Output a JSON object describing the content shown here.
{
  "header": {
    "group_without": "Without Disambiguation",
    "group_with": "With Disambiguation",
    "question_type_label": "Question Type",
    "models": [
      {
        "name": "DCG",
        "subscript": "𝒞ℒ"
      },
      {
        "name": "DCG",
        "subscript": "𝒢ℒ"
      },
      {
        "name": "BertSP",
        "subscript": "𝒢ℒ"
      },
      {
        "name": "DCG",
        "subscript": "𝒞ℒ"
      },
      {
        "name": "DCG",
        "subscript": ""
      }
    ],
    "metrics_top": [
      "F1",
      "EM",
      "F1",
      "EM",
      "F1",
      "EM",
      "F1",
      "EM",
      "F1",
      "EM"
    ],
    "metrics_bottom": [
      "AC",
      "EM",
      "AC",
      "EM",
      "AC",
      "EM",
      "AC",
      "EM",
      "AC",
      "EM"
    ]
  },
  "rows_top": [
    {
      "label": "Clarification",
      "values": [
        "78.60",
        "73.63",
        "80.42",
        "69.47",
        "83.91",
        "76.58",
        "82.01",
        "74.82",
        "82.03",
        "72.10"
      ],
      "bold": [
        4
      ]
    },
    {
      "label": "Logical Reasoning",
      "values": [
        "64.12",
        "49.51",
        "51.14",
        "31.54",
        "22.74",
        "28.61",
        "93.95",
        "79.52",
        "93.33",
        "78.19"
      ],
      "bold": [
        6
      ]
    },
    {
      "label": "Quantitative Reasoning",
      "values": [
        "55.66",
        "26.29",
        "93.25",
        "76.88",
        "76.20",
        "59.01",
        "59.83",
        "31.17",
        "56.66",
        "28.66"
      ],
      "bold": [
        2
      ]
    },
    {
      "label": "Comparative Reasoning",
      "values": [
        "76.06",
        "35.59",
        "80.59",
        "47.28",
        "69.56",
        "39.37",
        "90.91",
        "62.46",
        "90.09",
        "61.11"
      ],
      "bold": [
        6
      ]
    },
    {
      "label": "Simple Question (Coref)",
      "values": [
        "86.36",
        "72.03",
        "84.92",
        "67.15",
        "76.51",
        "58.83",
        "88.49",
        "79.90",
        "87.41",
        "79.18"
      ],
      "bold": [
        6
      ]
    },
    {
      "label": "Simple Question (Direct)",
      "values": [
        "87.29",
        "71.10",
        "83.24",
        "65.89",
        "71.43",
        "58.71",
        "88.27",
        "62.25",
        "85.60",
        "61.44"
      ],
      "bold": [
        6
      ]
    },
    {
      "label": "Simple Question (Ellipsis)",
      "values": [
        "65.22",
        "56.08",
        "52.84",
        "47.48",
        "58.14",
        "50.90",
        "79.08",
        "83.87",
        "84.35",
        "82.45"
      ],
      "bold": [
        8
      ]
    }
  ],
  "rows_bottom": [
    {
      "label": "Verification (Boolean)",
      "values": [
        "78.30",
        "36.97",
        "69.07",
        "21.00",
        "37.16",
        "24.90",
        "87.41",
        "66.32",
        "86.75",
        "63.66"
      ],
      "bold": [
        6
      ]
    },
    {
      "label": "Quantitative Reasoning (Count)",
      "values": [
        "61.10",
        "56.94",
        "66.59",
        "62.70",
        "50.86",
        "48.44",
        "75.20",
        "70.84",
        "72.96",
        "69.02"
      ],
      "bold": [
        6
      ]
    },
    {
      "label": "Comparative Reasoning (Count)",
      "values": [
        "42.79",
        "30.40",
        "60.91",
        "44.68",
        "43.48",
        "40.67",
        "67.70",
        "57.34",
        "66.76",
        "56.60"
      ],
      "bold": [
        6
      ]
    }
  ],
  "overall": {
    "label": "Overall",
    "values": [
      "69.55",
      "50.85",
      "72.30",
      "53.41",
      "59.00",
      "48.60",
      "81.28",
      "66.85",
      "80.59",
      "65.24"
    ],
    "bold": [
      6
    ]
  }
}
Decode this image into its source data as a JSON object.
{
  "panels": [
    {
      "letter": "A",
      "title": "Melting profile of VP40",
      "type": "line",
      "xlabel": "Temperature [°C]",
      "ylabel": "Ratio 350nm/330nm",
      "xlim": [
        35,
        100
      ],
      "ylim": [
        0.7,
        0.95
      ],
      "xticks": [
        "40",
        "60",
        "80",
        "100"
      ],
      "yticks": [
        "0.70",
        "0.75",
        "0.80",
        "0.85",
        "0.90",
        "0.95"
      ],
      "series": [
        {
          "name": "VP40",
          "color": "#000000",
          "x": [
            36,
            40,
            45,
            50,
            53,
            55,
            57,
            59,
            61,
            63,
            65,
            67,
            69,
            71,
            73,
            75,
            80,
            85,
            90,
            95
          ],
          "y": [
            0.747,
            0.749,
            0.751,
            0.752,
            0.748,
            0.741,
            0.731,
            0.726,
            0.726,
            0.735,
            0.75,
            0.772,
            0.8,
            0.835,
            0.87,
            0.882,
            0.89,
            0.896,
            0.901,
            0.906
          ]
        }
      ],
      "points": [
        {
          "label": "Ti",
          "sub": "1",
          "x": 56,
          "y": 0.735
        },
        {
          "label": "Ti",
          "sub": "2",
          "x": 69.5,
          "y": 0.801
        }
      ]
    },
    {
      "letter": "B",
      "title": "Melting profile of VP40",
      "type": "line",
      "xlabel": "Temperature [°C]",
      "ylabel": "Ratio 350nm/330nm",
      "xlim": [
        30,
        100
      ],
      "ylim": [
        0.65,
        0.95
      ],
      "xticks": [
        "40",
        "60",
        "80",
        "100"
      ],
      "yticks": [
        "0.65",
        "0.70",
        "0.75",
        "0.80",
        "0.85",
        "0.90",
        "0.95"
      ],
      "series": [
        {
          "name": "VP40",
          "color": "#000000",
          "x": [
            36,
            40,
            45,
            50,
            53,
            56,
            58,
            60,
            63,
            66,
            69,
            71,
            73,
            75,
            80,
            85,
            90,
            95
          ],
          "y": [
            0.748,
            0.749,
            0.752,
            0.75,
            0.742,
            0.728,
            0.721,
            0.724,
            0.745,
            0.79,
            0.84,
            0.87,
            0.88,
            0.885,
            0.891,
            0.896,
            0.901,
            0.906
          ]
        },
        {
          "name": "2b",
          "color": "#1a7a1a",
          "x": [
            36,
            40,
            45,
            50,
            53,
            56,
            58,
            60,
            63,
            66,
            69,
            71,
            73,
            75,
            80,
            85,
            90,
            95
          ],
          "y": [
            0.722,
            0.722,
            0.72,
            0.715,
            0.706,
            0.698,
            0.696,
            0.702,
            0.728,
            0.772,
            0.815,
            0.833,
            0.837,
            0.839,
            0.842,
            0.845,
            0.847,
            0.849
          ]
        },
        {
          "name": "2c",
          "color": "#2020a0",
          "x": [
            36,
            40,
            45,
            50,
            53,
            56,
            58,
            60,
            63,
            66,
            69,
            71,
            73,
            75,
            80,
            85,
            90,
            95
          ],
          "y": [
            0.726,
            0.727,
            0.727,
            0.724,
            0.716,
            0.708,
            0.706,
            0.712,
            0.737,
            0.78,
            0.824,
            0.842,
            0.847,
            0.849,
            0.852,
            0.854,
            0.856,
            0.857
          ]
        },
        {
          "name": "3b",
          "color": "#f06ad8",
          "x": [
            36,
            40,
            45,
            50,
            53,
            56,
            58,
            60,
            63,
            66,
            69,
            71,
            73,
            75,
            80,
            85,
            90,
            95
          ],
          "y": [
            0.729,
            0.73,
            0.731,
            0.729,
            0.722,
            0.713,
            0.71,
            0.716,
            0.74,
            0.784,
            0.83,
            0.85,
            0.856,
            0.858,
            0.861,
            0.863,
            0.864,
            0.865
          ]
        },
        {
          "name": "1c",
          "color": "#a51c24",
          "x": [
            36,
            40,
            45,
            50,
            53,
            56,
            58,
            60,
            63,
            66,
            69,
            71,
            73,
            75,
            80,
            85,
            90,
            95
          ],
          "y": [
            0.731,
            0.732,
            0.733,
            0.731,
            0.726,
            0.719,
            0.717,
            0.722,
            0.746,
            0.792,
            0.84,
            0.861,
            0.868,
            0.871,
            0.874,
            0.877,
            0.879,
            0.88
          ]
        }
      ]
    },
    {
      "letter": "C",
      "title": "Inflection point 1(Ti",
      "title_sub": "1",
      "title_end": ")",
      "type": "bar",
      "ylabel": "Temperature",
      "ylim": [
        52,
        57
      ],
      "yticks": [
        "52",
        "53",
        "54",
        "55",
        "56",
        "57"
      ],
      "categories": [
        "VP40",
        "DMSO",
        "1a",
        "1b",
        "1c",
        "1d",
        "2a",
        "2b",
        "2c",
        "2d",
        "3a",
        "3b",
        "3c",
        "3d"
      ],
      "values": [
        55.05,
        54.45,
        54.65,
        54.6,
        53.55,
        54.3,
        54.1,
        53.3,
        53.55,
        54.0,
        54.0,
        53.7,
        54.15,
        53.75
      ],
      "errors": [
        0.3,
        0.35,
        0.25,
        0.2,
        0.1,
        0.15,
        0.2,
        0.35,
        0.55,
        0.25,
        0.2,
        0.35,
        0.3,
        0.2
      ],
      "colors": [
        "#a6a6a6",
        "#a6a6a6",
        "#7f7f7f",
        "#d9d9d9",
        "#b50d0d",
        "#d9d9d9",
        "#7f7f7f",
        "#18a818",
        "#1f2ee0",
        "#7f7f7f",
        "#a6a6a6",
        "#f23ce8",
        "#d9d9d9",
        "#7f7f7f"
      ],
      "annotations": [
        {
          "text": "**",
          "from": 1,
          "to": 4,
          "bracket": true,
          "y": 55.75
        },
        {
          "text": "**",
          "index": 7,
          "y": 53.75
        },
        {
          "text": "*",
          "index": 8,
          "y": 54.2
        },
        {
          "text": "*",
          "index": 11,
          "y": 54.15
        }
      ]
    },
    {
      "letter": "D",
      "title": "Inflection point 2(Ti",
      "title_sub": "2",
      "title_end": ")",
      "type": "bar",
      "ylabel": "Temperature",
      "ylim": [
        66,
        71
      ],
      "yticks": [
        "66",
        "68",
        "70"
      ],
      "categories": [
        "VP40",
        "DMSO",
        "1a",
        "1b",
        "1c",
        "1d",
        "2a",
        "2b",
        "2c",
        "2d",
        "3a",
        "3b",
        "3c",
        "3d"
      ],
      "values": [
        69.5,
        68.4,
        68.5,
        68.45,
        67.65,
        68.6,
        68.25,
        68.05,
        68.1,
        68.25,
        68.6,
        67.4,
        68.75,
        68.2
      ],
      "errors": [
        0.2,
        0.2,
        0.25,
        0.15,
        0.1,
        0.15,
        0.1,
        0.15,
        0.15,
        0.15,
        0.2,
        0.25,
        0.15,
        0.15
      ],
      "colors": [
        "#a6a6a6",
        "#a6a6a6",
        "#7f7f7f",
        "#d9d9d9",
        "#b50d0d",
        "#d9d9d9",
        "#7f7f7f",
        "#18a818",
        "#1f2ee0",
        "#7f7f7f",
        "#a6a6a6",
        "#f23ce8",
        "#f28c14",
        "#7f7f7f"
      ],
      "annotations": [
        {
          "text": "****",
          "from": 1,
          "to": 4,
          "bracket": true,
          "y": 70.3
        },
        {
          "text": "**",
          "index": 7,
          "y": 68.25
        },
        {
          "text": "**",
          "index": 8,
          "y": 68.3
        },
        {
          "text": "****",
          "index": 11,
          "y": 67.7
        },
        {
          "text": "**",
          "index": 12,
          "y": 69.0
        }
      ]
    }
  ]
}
....
**Problem description:**
State how many lines include the string "Reasoning", and nothing more.

**Exercise response:**
5